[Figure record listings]
_ _ _ _
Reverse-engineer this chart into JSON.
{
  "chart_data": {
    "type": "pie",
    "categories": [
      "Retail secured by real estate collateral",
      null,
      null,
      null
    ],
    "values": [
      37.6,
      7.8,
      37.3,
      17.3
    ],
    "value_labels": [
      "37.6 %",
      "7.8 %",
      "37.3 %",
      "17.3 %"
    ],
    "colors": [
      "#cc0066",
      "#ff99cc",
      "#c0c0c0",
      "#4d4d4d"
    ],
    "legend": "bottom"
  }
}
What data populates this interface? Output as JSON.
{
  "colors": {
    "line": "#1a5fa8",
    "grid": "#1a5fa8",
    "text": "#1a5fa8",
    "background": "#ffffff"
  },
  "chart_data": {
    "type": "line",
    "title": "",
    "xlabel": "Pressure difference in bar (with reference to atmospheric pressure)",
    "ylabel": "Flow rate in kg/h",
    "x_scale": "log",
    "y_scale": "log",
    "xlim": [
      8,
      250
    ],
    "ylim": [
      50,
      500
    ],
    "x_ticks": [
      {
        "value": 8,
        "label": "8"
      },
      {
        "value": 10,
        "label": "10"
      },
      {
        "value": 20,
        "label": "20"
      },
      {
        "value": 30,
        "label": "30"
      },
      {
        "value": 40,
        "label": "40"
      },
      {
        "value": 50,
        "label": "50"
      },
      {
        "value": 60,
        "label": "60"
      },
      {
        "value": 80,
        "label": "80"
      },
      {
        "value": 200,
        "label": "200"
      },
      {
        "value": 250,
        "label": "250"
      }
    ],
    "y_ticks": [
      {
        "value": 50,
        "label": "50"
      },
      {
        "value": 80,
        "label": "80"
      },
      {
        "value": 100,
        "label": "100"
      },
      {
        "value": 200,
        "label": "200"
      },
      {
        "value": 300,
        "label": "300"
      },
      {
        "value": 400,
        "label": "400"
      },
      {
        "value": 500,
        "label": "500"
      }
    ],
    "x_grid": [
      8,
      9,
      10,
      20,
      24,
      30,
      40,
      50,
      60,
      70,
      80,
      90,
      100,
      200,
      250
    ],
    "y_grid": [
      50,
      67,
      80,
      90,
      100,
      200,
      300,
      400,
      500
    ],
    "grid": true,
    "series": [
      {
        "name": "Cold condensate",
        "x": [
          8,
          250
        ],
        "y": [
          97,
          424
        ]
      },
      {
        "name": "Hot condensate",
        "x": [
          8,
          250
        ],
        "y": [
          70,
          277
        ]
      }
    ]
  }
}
_ _ _ _
▶ _Required task_:
Restate each record exactly as written.

▶ _Exercise response_:
Reverse-engineer this chart into JSON.
{
  "chart_data": {
    "type": "pie",
    "categories": [
      "Retail secured by real estate collateral",
      null,
      null,
      null
    ],
    "values": [
      37.6,
      7.8,
      37.3,
      17.3
    ],
    "value_labels": [
      "37.6 %",
      "7.8 %",
      "37.3 %",
      "17.3 %"
    ],
    "colors": [
      "#cc0066",
      "#ff99cc",
      "#c0c0c0",
      "#4d4d4d"
    ],
    "legend": "bottom"
  }
}
What data populates this interface? Output as JSON.
{
  "colors": {
    "line": "#1a5fa8",
    "grid": "#1a5fa8",
    "text": "#1a5fa8",
    "background": "#ffffff"
  },
  "chart_data": {
    "type": "line",
    "title": "",
    "xlabel": "Pressure difference in bar (with reference to atmospheric pressure)",
    "ylabel": "Flow rate in kg/h",
    "x_scale": "log",
    "y_scale": "log",
    "xlim": [
      8,
      250
    ],
    "ylim": [
      50,
      500
    ],
    "x_ticks": [
      {
        "value": 8,
        "label": "8"
      },
      {
        "value": 10,
        "label": "10"
      },
      {
        "value": 20,
        "label": "20"
      },
      {
        "value": 30,
        "label": "30"
      },
      {
        "value": 40,
        "label": "40"
      },
      {
        "value": 50,
        "label": "50"
      },
      {
        "value": 60,
        "label": "60"
      },
      {
        "value": 80,
        "label": "80"
      },
      {
        "value": 200,
        "label": "200"
      },
      {
        "value": 250,
        "label": "250"
      }
    ],
    "y_ticks": [
      {
        "value": 50,
        "label": "50"
      },
      {
        "value": 80,
        "label": "80"
      },
      {
        "value": 100,
        "label": "100"
      },
      {
        "value": 200,
        "label": "200"
      },
      {
        "value": 300,
        "label": "300"
      },
      {
        "value": 400,
        "label": "400"
      },
      {
        "value": 500,
        "label": "500"
      }
    ],
    "x_grid": [
      8,
      9,
      10,
      20,
      24,
      30,
      40,
      50,
      60,
      70,
      80,
      90,
      100,
      200,
      250
    ],
    "y_grid": [
      50,
      67,
      80,
      90,
      100,
      200,
      300,
      400,
      500
    ],
    "grid": true,
    "series": [
      {
        "name": "Cold condensate",
        "x": [
          8,
          250
        ],
        "y": [
          97,
          424
        ]
      },
      {
        "name": "Hot condensate",
        "x": [
          8,
          250
        ],
        "y": [
          70,
          277
        ]
      }
    ]
  }
}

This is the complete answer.